(Stated goal) Put every line of the records below into a JSON list of strings, one string per line, leaving out blank lines.
╭──
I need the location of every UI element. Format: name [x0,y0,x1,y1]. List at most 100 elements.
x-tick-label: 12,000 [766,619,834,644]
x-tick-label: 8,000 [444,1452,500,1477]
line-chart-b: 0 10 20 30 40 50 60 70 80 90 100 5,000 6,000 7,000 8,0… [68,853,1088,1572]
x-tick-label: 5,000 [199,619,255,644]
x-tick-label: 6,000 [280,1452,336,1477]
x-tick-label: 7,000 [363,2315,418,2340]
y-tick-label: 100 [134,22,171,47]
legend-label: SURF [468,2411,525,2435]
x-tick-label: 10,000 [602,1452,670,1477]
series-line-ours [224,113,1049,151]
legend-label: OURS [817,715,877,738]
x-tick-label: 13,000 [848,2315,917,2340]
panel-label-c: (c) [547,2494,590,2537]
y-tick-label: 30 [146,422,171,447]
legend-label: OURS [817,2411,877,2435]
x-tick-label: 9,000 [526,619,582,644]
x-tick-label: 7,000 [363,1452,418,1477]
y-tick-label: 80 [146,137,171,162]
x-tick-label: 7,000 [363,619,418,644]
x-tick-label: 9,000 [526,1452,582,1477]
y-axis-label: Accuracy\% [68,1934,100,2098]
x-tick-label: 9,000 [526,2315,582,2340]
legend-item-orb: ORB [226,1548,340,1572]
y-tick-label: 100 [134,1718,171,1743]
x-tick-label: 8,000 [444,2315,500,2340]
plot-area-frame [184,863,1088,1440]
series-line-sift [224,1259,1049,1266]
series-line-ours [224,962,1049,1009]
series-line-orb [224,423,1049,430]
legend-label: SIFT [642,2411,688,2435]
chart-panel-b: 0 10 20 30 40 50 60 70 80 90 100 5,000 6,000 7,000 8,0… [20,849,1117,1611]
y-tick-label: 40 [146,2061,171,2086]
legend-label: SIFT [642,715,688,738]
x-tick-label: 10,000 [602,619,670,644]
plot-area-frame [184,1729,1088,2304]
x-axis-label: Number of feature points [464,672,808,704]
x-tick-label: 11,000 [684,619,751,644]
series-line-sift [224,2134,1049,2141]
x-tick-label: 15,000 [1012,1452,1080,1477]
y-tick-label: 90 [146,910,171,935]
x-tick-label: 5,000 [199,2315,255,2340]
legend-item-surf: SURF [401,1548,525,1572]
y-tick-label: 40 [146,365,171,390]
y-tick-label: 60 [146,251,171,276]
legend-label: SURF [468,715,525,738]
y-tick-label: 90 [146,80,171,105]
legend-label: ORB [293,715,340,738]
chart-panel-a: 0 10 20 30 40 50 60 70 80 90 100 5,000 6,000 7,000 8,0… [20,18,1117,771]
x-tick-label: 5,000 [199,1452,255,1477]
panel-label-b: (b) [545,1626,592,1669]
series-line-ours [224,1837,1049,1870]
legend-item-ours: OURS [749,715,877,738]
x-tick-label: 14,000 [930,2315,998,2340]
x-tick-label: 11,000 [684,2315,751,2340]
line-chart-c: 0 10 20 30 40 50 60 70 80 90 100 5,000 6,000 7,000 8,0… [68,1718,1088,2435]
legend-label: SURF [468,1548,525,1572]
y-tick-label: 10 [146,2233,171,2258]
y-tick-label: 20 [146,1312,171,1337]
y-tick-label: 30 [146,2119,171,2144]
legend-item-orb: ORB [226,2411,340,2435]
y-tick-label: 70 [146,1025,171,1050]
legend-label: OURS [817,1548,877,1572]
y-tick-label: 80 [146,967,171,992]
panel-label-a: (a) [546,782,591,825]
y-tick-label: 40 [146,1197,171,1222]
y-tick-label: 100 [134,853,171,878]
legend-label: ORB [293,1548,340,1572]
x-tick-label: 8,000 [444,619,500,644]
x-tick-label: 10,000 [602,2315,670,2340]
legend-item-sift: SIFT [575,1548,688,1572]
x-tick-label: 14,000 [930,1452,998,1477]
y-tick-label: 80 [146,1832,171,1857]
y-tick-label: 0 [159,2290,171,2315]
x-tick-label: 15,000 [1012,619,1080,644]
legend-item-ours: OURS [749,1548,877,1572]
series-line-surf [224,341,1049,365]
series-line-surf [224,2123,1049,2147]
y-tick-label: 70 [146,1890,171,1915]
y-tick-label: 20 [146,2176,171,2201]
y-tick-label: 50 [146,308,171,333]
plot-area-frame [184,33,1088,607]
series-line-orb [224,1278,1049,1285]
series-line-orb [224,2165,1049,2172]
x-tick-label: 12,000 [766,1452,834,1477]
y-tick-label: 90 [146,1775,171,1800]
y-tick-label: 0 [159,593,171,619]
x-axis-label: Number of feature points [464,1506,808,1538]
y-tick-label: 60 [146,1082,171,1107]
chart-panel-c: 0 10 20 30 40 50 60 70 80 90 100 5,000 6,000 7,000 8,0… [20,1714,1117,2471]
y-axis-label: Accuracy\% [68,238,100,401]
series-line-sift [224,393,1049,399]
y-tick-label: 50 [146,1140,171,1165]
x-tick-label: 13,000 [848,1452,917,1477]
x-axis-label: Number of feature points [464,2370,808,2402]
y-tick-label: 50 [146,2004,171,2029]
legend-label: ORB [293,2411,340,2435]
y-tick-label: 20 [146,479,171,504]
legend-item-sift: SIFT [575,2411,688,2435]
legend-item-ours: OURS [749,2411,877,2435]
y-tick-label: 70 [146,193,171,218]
╰──
(Exercise solution)
[
  "I need the location of every UI element. Format: name [x0,y0,x1,y1]. List at most 100 elements.",
  "x-tick-label: 12,000 [766,619,834,644]",
  "x-tick-label: 8,000 [444,1452,500,1477]",
  "line-chart-b: 0 10 20 30 40 50 60 70 80 90 100 5,000 6,000 7,000 8,0… [68,853,1088,1572]",
  "x-tick-label: 5,000 [199,619,255,644]",
  "x-tick-label: 6,000 [280,1452,336,1477]",
  "x-tick-label: 7,000 [363,2315,418,2340]",
  "y-tick-label: 100 [134,22,171,47]",
  "legend-label: SURF [468,2411,525,2435]",
  "x-tick-label: 10,000 [602,1452,670,1477]",
  "series-line-ours [224,113,1049,151]",
  "legend-label: OURS [817,715,877,738]",
  "x-tick-label: 13,000 [848,2315,917,2340]",
  "panel-label-c: (c) [547,2494,590,2537]",
  "y-tick-label: 30 [146,422,171,447]",
  "legend-label: OURS [817,2411,877,2435]",
  "x-tick-label: 9,000 [526,619,582,644]",
  "x-tick-label: 7,000 [363,1452,418,1477]",
  "y-tick-label: 80 [146,137,171,162]",
  "x-tick-label: 7,000 [363,619,418,644]",
  "x-tick-label: 9,000 [526,1452,582,1477]",
  "y-axis-label: Accuracy\\% [68,1934,100,2098]",
  "x-tick-label: 9,000 [526,2315,582,2340]",
  "legend-item-orb: ORB [226,1548,340,1572]",
  "y-tick-label: 100 [134,1718,171,1743]",
  "x-tick-label: 8,000 [444,2315,500,2340]",
  "plot-area-frame [184,863,1088,1440]",
  "series-line-sift [224,1259,1049,1266]",
  "series-line-ours [224,962,1049,1009]",
  "series-line-orb [224,423,1049,430]",
  "legend-label: SIFT [642,2411,688,2435]",
  "chart-panel-b: 0 10 20 30 40 50 60 70 80 90 100 5,000 6,000 7,000 8,0… [20,849,1117,1611]",
  "y-tick-label: 40 [146,2061,171,2086]",
  "legend-label: SIFT [642,715,688,738]",
  "x-tick-label: 10,000 [602,619,670,644]",
  "plot-area-frame [184,1729,1088,2304]",
  "x-axis-label: Number of feature points [464,672,808,704]",
  "x-tick-label: 11,000 [684,619,751,644]",
  "series-line-sift [224,2134,1049,2141]",
  "x-tick-label: 15,000 [1012,1452,1080,1477]",
  "y-tick-label: 90 [146,910,171,935]",
  "x-tick-label: 5,000 [199,2315,255,2340]",
  "legend-item-surf: SURF [401,1548,525,1572]",
  "y-tick-label: 40 [146,365,171,390]",
  "y-tick-label: 60 [146,251,171,276]",
  "legend-label: SURF [468,715,525,738]",
  "y-tick-label: 90 [146,80,171,105]",
  "legend-label: ORB [293,715,340,738]",
  "chart-panel-a: 0 10 20 30 40 50 60 70 80 90 100 5,000 6,000 7,000 8,0… [20,18,1117,771]",
  "x-tick-label: 5,000 [199,1452,255,1477]",
  "panel-label-b: (b) [545,1626,592,1669]",
  "series-line-ours [224,1837,1049,1870]",
  "legend-item-ours: OURS [749,715,877,738]",
  "x-tick-label: 14,000 [930,2315,998,2340]",
  "x-tick-label: 11,000 [684,2315,751,2340]",
  "line-chart-c: 0 10 20 30 40 50 60 70 80 90 100 5,000 6,000 7,000 8,0… [68,1718,1088,2435]",
  "legend-label: SURF [468,1548,525,1572]",
  "y-tick-label: 10 [146,2233,171,2258]",
  "y-tick-label: 20 [146,1312,171,1337]",
  "y-tick-label: 30 [146,2119,171,2144]",
  "legend-item-orb: ORB [226,2411,340,2435]",
  "y-tick-label: 70 [146,1025,171,1050]",
  "legend-label: OURS [817,1548,877,1572]",
  "y-tick-label: 80 [146,967,171,992]",
  "panel-label-a: (a) [546,782,591,825]",
  "y-tick-label: 40 [146,1197,171,1222]",
  "y-tick-label: 100 [134,853,171,878]",
  "legend-label: ORB [293,1548,340,1572]",
  "x-tick-label: 8,000 [444,619,500,644]",
  "x-tick-label: 10,000 [602,2315,670,2340]",
  "legend-item-sift: SIFT [575,1548,688,1572]",
  "x-tick-label: 14,000 [930,1452,998,1477]",
  "y-tick-label: 80 [146,1832,171,1857]",
  "y-tick-label: 0 [159,2290,171,2315]",
  "x-tick-label: 15,000 [1012,619,1080,644]",
  "legend-item-ours: OURS [749,1548,877,1572]",
  "series-line-surf [224,341,1049,365]",
  "series-line-surf [224,2123,1049,2147]",
  "y-tick-label: 70 [146,1890,171,1915]",
  "y-tick-label: 20 [146,2176,171,2201]",
  "y-tick-label: 50 [146,308,171,333]",
  "plot-area-frame [184,33,1088,607]",
  "series-line-orb [224,1278,1049,1285]",
  "series-line-orb [224,2165,1049,2172]",
  "x-tick-label: 12,000 [766,1452,834,1477]",
  "y-tick-label: 90 [146,1775,171,1800]",
  "y-tick-label: 0 [159,593,171,619]",
  "x-axis-label: Number of feature points [464,1506,808,1538]",
  "y-tick-label: 60 [146,1082,171,1107]",
  "chart-panel-c: 0 10 20 30 40 50 60 70 80 90 100 5,000 6,000 7,000 8,0… [20,1714,1117,2471]",
  "y-axis-label: Accuracy\\% [68,238,100,401]",
  "series-line-sift [224,393,1049,399]",
  "y-tick-label: 50 [146,1140,171,1165]",
  "x-tick-label: 13,000 [848,1452,917,1477]",
  "x-axis-label: Number of feature points [464,2370,808,2402]",
  "y-tick-label: 50 [146,2004,171,2029]",
  "legend-label: ORB [293,2411,340,2435]",
  "y-tick-label: 20 [146,479,171,504]",
  "legend-item-sift: SIFT [575,2411,688,2435]",
  "legend-item-ours: OURS [749,2411,877,2435]",
  "y-tick-label: 70 [146,193,171,218]"
]